### What is needed
Repeat each line exactly as it is written.
══════
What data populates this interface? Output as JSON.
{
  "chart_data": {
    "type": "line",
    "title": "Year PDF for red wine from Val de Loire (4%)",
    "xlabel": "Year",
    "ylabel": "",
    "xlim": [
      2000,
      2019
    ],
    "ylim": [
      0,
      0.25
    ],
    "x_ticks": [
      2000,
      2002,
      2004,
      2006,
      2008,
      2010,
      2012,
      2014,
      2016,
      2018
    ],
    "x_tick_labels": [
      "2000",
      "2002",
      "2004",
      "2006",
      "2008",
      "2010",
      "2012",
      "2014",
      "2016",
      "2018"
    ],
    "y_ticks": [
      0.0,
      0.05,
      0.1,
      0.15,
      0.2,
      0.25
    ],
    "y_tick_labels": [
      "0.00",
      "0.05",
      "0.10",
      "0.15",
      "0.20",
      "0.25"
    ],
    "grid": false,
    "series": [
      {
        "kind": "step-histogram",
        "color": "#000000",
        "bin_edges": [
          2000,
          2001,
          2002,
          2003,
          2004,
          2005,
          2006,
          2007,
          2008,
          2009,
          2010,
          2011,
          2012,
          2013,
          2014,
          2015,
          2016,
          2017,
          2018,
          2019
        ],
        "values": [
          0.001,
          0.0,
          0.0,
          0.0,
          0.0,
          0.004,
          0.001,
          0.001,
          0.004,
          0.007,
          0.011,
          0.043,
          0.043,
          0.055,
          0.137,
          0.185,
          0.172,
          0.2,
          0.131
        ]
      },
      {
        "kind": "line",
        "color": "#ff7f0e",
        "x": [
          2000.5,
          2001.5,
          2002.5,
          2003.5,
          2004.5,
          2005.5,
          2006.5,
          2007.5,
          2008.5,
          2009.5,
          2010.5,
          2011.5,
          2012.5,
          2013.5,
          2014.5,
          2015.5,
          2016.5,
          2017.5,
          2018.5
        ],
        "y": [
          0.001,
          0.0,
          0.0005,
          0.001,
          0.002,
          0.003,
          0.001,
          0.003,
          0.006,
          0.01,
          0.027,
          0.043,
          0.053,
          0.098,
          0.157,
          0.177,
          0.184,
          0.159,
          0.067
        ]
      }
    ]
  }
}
══════
### Exercise result
What data populates this interface? Output as JSON.
{
  "chart_data": {
    "type": "line",
    "title": "Year PDF for red wine from Val de Loire (4%)",
    "xlabel": "Year",
    "ylabel": "",
    "xlim": [
      2000,
      2019
    ],
    "ylim": [
      0,
      0.25
    ],
    "x_ticks": [
      2000,
      2002,
      2004,
      2006,
      2008,
      2010,
      2012,
      2014,
      2016,
      2018
    ],
    "x_tick_labels": [
      "2000",
      "2002",
      "2004",
      "2006",
      "2008",
      "2010",
      "2012",
      "2014",
      "2016",
      "2018"
    ],
    "y_ticks": [
      0.0,
      0.05,
      0.1,
      0.15,
      0.2,
      0.25
    ],
    "y_tick_labels": [
      "0.00",
      "0.05",
      "0.10",
      "0.15",
      "0.20",
      "0.25"
    ],
    "grid": false,
    "series": [
      {
        "kind": "step-histogram",
        "color": "#000000",
        "bin_edges": [
          2000,
          2001,
          2002,
          2003,
          2004,
          2005,
          2006,
          2007,
          2008,
          2009,
          2010,
          2011,
          2012,
          2013,
          2014,
          2015,
          2016,
          2017,
          2018,
          2019
        ],
        "values": [
          0.001,
          0.0,
          0.0,
          0.0,
          0.0,
          0.004,
          0.001,
          0.001,
          0.004,
          0.007,
          0.011,
          0.043,
          0.043,
          0.055,
          0.137,
          0.185,
          0.172,
          0.2,
          0.131
        ]
      },
      {
        "kind": "line",
        "color": "#ff7f0e",
        "x": [
          2000.5,
          2001.5,
          2002.5,
          2003.5,
          2004.5,
          2005.5,
          2006.5,
          2007.5,
          2008.5,
          2009.5,
          2010.5,
          2011.5,
          2012.5,
          2013.5,
          2014.5,
          2015.5,
          2016.5,
          2017.5,
          2018.5
        ],
        "y": [
          0.001,
          0.0,
          0.0005,
          0.001,
          0.002,
          0.003,
          0.001,
          0.003,
          0.006,
          0.01,
          0.027,
          0.043,
          0.053,
          0.098,
          0.157,
          0.177,
          0.184,
          0.159,
          0.067
        ]
      }
    ]
  }
}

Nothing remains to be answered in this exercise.